------ The input ------

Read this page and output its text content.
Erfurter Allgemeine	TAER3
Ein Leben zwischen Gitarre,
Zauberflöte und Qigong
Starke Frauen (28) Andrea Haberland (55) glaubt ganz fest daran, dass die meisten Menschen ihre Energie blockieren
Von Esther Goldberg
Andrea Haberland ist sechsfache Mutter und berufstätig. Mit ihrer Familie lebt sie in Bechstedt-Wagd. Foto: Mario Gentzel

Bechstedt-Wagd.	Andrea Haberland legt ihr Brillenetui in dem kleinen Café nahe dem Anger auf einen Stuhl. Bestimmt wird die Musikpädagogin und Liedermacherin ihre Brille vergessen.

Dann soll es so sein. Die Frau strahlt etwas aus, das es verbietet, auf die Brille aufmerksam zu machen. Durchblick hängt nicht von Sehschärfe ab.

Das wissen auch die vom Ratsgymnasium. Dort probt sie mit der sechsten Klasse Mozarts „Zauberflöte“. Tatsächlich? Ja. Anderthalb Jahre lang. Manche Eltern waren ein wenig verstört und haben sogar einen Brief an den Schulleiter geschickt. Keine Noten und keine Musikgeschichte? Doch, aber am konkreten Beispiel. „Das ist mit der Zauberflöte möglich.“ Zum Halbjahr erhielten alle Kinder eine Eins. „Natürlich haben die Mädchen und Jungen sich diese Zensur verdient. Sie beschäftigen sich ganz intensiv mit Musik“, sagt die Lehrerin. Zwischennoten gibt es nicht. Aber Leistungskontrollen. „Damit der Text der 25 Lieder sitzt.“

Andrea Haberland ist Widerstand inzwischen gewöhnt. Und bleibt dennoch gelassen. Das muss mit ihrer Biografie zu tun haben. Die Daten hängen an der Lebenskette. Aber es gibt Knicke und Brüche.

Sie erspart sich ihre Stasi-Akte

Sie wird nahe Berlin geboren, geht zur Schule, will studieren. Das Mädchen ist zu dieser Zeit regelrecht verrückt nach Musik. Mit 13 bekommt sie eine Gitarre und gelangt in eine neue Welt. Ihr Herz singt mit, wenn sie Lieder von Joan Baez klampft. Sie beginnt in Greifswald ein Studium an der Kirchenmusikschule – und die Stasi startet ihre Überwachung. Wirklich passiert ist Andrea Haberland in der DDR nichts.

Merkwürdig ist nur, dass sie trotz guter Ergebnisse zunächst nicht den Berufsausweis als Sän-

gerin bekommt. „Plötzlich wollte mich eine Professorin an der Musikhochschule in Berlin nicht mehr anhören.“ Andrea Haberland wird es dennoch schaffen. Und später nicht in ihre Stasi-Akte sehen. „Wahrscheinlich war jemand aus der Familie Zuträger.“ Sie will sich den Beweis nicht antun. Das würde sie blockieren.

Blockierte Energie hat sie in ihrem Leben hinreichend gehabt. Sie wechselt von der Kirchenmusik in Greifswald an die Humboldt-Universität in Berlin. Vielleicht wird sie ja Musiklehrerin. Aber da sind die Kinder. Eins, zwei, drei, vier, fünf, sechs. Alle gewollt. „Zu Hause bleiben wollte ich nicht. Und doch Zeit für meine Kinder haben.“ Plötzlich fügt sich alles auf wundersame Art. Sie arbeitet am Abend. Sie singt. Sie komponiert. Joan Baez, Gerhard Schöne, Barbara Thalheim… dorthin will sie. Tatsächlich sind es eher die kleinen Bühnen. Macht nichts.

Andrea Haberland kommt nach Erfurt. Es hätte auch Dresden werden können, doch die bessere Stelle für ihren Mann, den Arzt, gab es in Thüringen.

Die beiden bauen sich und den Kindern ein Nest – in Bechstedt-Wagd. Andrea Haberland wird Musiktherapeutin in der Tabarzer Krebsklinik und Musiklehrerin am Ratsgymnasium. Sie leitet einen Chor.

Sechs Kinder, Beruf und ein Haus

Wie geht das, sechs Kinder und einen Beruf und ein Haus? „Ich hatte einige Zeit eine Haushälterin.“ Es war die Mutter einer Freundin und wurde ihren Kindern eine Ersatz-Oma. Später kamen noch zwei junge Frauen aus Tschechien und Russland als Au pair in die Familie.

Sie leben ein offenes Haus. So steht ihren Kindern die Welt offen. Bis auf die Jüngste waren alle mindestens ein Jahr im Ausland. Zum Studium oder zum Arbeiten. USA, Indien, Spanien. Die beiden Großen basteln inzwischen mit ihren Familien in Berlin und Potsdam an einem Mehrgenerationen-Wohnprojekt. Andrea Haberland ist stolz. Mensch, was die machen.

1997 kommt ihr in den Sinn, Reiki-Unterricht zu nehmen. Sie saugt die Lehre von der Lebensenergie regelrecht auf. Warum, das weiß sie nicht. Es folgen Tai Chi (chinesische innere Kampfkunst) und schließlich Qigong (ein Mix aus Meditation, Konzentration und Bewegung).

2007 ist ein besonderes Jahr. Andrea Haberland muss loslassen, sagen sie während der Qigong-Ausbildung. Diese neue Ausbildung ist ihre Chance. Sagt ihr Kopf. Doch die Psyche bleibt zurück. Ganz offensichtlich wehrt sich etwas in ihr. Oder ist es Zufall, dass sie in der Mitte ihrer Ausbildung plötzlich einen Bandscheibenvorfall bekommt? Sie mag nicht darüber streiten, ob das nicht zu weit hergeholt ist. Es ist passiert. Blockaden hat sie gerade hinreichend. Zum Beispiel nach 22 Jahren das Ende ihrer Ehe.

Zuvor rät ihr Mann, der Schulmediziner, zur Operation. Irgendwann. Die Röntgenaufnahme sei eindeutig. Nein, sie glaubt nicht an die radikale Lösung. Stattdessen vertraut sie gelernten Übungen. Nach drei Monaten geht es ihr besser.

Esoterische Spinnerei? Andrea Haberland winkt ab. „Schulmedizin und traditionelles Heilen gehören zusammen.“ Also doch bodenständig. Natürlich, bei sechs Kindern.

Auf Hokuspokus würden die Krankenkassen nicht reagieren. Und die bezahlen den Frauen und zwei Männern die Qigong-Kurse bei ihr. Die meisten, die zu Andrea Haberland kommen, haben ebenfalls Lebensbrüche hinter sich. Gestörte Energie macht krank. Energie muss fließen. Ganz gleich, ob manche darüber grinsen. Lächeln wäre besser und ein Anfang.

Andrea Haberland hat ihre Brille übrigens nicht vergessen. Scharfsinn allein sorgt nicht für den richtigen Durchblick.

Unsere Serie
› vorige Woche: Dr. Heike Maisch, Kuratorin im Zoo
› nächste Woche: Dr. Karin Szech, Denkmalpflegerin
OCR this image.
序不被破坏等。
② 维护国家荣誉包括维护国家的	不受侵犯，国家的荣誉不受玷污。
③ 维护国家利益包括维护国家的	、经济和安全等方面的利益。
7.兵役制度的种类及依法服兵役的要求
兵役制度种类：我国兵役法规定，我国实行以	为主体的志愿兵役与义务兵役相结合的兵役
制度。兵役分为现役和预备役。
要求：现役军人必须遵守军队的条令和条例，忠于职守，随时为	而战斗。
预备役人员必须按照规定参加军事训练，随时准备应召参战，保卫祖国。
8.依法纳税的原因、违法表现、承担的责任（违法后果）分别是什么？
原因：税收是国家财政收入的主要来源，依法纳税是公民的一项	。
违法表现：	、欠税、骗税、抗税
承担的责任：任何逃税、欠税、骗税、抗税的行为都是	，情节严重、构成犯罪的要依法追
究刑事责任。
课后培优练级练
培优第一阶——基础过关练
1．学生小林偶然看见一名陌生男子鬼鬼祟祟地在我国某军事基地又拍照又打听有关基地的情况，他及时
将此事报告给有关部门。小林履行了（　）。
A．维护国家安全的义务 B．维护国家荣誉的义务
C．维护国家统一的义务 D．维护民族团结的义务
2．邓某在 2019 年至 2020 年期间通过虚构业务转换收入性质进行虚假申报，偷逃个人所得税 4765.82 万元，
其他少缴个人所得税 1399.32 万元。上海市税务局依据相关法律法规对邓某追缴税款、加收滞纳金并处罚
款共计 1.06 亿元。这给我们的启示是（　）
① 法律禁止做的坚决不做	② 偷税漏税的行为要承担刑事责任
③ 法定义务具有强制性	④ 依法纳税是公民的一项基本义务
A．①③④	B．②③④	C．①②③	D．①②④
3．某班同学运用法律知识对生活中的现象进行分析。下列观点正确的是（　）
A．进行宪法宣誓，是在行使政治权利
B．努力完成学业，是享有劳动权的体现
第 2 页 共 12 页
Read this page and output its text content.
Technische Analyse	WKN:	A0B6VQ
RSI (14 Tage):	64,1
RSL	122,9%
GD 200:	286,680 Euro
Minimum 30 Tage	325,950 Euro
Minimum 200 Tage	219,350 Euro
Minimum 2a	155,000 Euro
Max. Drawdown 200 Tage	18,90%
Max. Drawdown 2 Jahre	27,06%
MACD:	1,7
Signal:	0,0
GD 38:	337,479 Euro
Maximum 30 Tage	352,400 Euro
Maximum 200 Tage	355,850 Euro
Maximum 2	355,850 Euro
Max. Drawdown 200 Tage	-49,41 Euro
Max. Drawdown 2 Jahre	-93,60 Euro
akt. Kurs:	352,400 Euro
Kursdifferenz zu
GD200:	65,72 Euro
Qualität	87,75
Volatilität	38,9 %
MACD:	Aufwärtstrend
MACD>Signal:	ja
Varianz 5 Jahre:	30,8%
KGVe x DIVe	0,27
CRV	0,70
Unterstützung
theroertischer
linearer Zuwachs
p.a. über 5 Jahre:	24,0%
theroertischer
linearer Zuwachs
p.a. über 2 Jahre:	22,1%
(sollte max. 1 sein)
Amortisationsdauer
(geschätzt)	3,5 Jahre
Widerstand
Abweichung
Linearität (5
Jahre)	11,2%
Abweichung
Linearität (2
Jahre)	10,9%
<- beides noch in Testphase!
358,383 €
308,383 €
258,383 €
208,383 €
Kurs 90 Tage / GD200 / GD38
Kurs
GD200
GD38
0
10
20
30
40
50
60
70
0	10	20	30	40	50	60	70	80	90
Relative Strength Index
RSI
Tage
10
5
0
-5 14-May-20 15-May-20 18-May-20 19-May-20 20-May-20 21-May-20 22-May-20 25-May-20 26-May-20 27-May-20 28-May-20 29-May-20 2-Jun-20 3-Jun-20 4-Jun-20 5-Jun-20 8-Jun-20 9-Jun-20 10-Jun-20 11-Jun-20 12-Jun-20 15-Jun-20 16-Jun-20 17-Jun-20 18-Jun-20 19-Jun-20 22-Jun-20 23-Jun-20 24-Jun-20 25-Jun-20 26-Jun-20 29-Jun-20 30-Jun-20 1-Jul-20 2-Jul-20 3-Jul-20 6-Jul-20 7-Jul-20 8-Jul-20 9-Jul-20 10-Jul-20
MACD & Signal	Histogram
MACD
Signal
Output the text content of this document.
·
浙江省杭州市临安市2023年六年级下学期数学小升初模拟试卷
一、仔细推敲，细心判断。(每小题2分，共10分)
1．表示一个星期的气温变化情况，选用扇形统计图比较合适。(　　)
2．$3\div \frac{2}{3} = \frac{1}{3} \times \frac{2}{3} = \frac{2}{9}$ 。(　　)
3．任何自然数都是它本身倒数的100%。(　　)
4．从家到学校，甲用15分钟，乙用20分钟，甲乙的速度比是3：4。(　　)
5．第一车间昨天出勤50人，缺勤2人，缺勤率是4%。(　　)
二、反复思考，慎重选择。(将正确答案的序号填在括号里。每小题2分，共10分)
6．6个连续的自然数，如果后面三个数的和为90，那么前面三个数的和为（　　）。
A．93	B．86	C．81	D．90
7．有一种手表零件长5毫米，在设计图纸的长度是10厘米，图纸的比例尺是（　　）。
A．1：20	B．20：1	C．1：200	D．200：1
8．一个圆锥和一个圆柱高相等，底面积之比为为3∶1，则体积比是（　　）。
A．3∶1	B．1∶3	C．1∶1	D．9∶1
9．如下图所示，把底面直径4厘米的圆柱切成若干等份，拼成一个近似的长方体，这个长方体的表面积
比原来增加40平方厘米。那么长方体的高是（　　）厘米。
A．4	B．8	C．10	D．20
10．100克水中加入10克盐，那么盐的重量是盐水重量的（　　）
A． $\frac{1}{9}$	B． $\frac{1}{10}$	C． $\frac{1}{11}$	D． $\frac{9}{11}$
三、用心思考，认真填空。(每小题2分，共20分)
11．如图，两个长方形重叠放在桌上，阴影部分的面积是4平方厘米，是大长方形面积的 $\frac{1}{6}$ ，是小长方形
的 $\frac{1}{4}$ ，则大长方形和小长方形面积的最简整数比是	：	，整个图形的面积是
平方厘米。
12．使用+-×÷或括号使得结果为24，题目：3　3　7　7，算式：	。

------

**What is asked:** Across the preceding material, how many lines contain the word "违法表现"? State the number alone.

**Exercise response:** 2